■ What is expected
Locate the word "หารชเวส" in the material, then show every line that holds it.

Extracted records
====

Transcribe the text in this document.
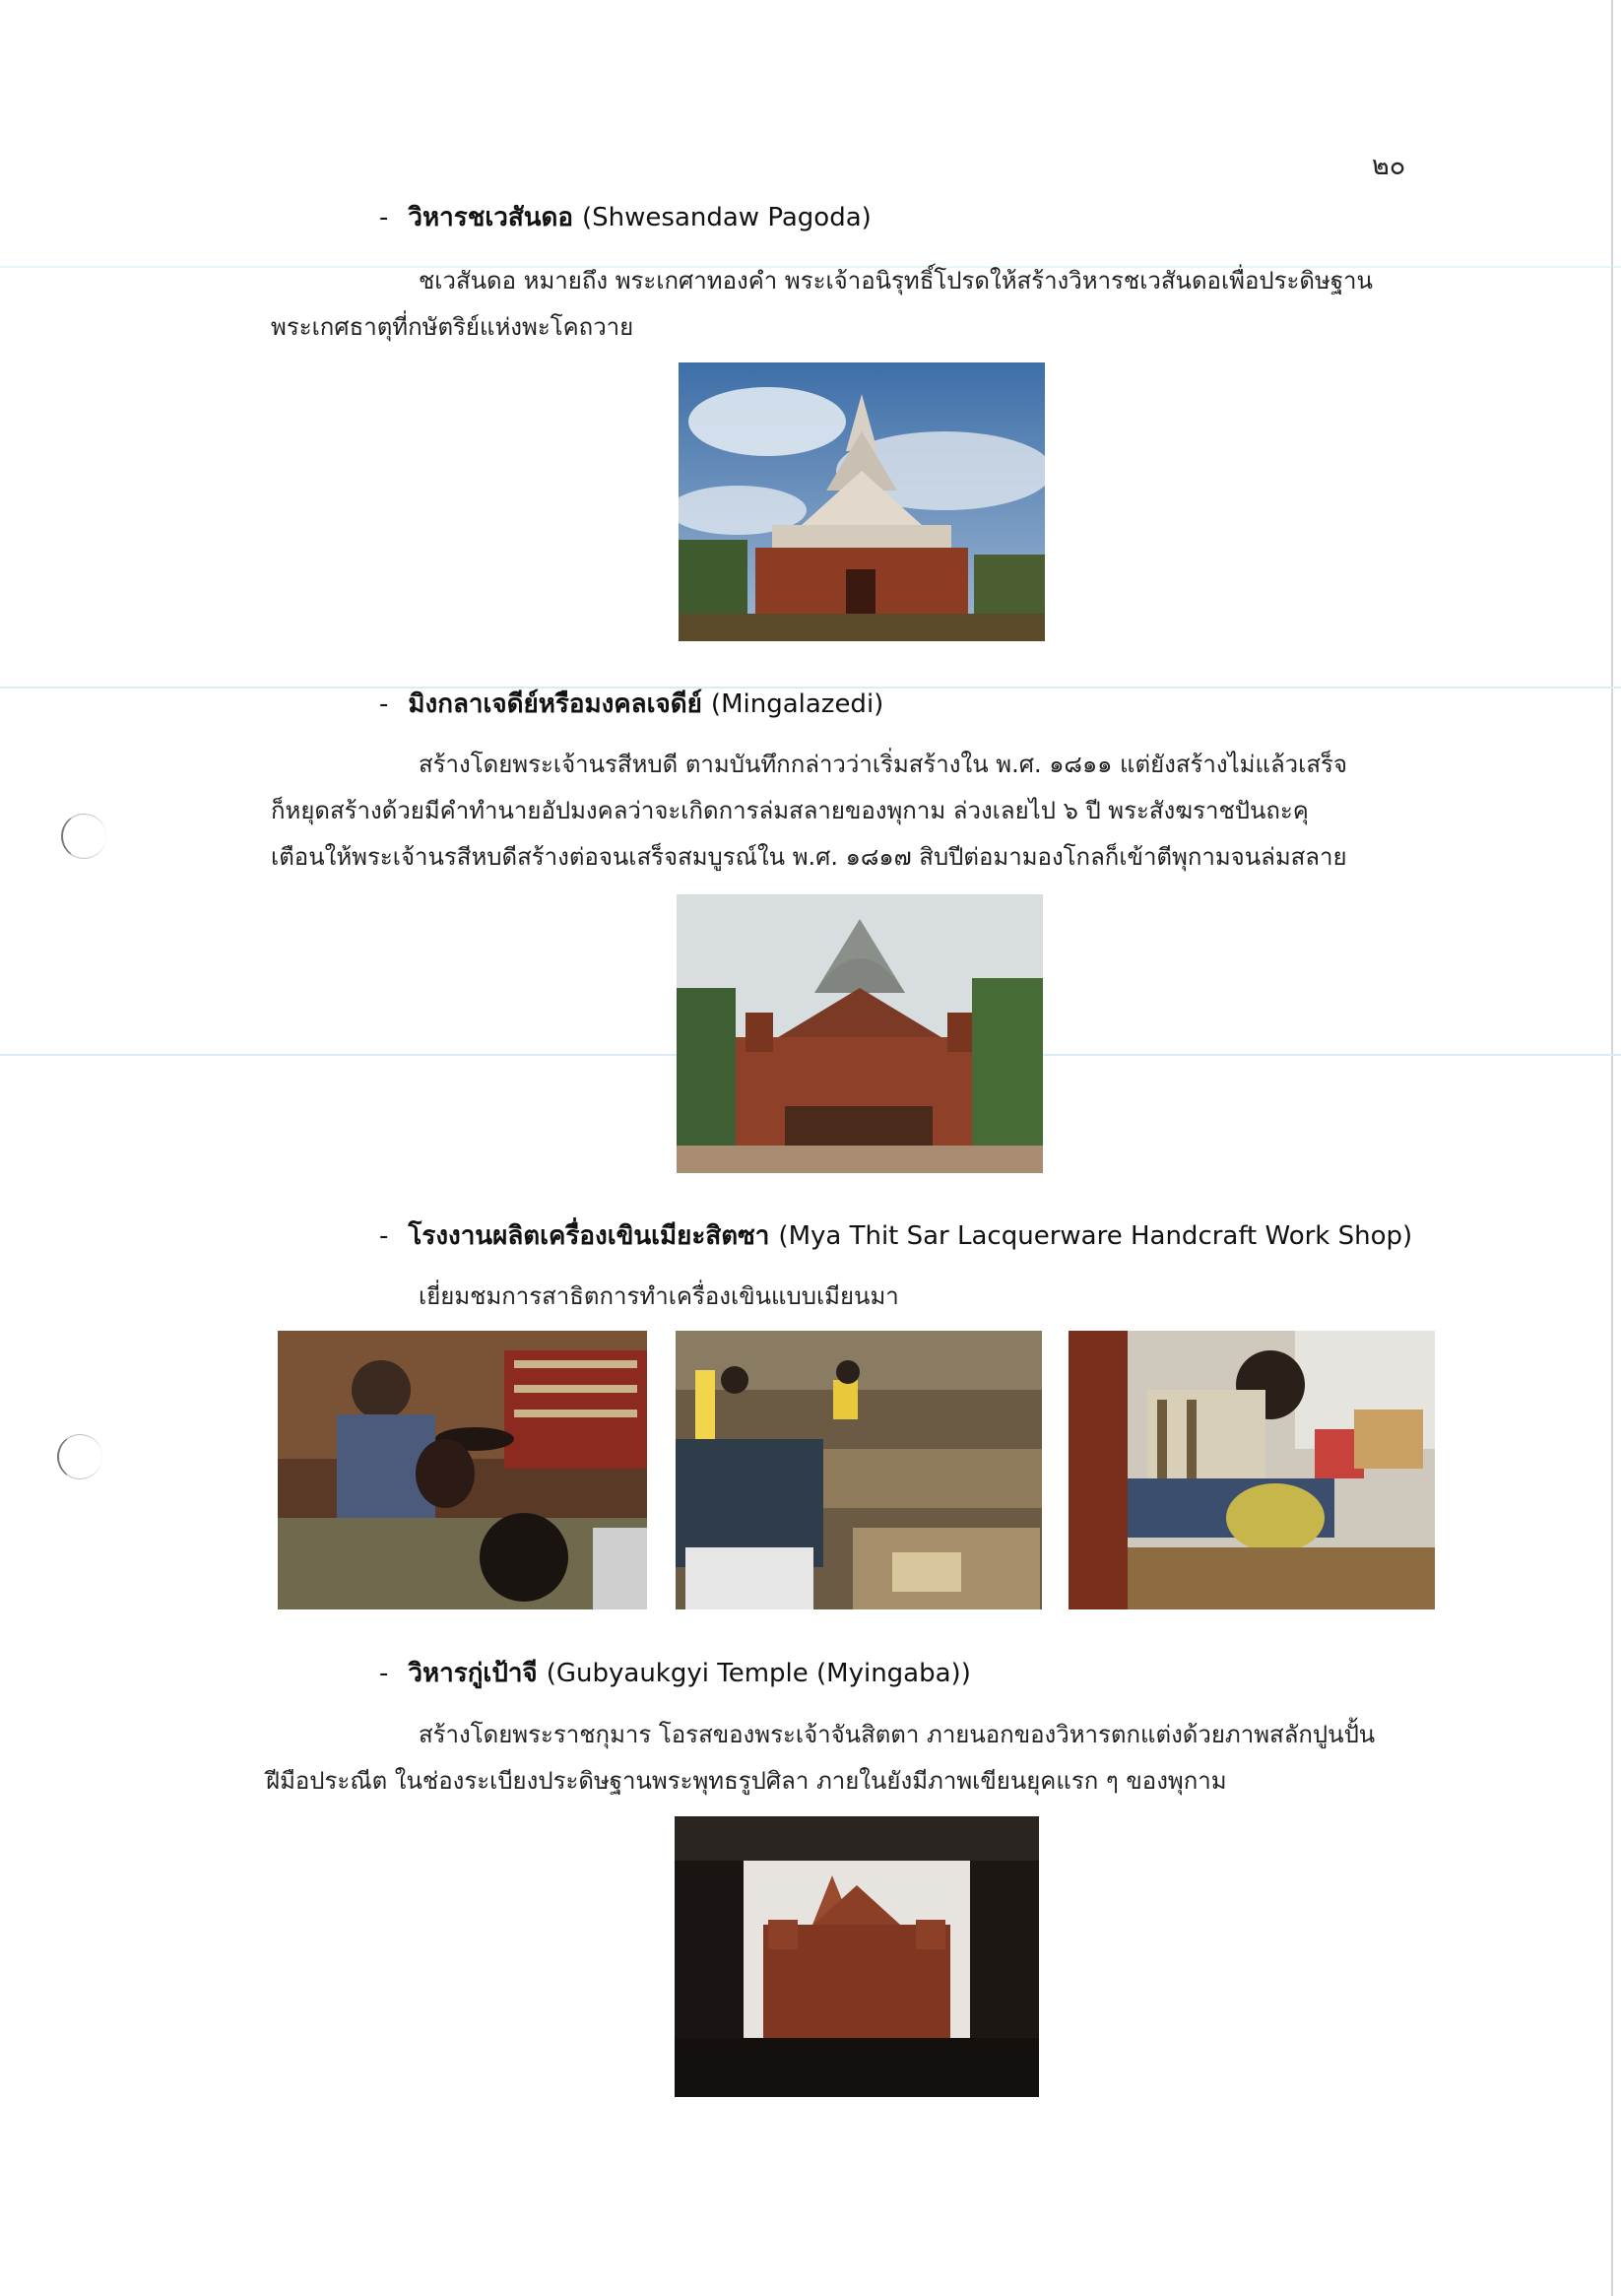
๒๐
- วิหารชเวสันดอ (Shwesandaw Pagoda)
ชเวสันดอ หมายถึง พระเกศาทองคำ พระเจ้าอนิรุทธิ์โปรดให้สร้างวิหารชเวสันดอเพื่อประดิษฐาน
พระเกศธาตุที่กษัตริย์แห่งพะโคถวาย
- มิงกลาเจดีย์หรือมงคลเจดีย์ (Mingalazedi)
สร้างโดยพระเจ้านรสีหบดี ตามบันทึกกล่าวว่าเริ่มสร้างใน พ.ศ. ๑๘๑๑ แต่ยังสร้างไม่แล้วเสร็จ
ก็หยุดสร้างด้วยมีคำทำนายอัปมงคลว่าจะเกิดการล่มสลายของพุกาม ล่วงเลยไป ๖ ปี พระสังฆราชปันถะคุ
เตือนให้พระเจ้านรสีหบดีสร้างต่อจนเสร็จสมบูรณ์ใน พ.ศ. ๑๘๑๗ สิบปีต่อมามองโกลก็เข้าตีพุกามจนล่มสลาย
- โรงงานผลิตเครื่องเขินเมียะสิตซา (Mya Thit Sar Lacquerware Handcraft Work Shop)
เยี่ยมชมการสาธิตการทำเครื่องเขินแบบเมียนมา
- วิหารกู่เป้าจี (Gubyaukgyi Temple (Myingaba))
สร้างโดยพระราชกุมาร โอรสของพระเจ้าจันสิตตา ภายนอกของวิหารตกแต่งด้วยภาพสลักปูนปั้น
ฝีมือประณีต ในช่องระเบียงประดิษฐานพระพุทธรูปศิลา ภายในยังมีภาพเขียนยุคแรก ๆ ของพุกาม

====

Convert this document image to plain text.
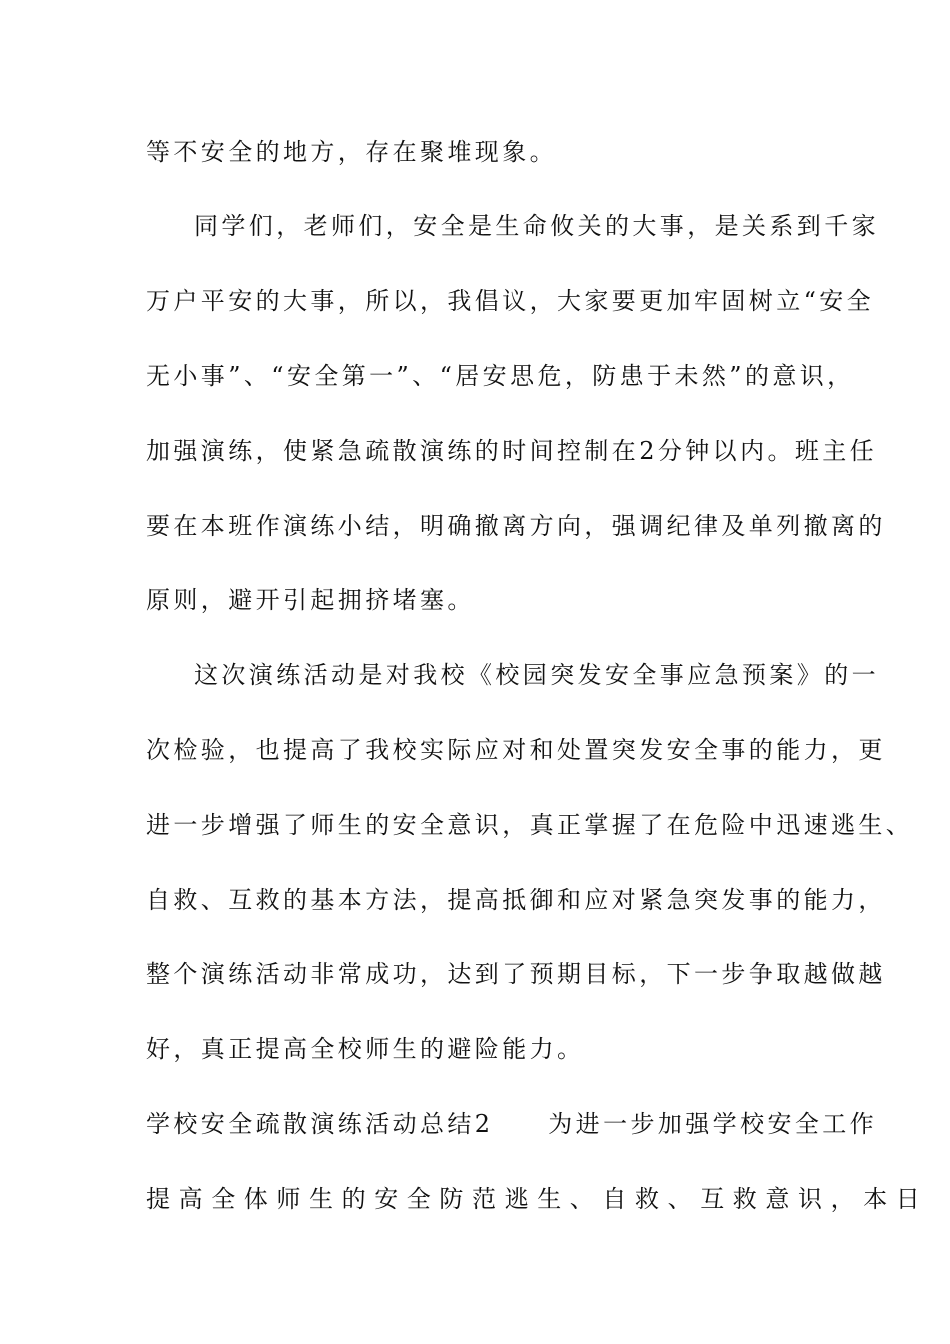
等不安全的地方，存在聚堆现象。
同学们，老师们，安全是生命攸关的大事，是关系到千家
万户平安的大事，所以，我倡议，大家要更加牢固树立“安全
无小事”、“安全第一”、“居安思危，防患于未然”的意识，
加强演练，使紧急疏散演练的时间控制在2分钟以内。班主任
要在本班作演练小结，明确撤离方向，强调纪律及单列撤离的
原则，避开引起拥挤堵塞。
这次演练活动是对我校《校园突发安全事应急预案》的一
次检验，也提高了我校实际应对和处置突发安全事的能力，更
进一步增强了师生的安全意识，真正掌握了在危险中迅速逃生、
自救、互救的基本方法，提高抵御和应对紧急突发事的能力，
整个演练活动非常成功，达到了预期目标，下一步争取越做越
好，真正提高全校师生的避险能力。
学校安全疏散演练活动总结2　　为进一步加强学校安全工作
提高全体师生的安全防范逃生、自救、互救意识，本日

====

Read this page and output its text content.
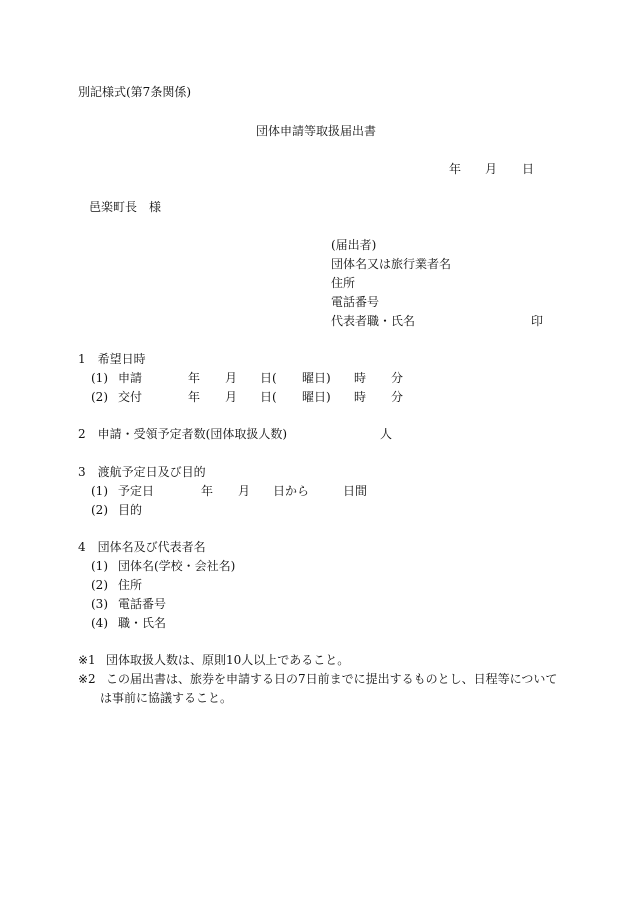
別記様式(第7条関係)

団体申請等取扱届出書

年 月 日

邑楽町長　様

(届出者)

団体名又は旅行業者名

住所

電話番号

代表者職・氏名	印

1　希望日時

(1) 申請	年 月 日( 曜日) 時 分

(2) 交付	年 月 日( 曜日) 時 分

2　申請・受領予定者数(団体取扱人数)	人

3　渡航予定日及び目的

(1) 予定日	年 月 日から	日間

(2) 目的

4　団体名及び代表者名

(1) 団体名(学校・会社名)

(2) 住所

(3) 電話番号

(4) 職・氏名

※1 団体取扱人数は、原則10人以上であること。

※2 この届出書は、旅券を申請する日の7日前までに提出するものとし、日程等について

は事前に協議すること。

====

■ Output below
- วิหารชเวสันดอ (Shwesandaw Pagoda)
ชเวสันดอ หมายถึง พระเกศาทองคำ พระเจ้าอนิรุทธิ์โปรดให้สร้างวิหารชเวสันดอเพื่อประดิษฐาน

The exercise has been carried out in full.